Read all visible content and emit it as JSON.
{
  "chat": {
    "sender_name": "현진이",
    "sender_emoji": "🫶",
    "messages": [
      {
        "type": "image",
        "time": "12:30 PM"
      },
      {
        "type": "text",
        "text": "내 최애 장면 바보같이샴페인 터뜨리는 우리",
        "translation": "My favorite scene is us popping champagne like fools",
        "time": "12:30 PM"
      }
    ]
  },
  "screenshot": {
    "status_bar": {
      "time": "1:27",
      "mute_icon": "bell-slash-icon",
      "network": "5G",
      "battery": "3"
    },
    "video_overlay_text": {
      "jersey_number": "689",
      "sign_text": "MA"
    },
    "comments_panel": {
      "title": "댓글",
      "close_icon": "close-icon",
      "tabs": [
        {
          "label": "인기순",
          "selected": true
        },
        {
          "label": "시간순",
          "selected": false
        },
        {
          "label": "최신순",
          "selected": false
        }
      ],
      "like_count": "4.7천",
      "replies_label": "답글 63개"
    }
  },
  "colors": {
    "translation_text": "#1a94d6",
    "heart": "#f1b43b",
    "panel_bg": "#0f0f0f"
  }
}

Short exercise:
Reproduce the complete data exactly as presented above.

Result of the exercise:
Read all visible content and emit it as JSON.
{
  "chat": {
    "sender_name": "현진이",
    "sender_emoji": "🫶",
    "messages": [
      {
        "type": "image",
        "time": "12:30 PM"
      },
      {
        "type": "text",
        "text": "내 최애 장면 바보같이샴페인 터뜨리는 우리",
        "translation": "My favorite scene is us popping champagne like fools",
        "time": "12:30 PM"
      }
    ]
  },
  "screenshot": {
    "status_bar": {
      "time": "1:27",
      "mute_icon": "bell-slash-icon",
      "network": "5G",
      "battery": "3"
    },
    "video_overlay_text": {
      "jersey_number": "689",
      "sign_text": "MA"
    },
    "comments_panel": {
      "title": "댓글",
      "close_icon": "close-icon",
      "tabs": [
        {
          "label": "인기순",
          "selected": true
        },
        {
          "label": "시간순",
          "selected": false
        },
        {
          "label": "최신순",
          "selected": false
        }
      ],
      "like_count": "4.7천",
      "replies_label": "답글 63개"
    }
  },
  "colors": {
    "translation_text": "#1a94d6",
    "heart": "#f1b43b",
    "panel_bg": "#0f0f0f"
  }
}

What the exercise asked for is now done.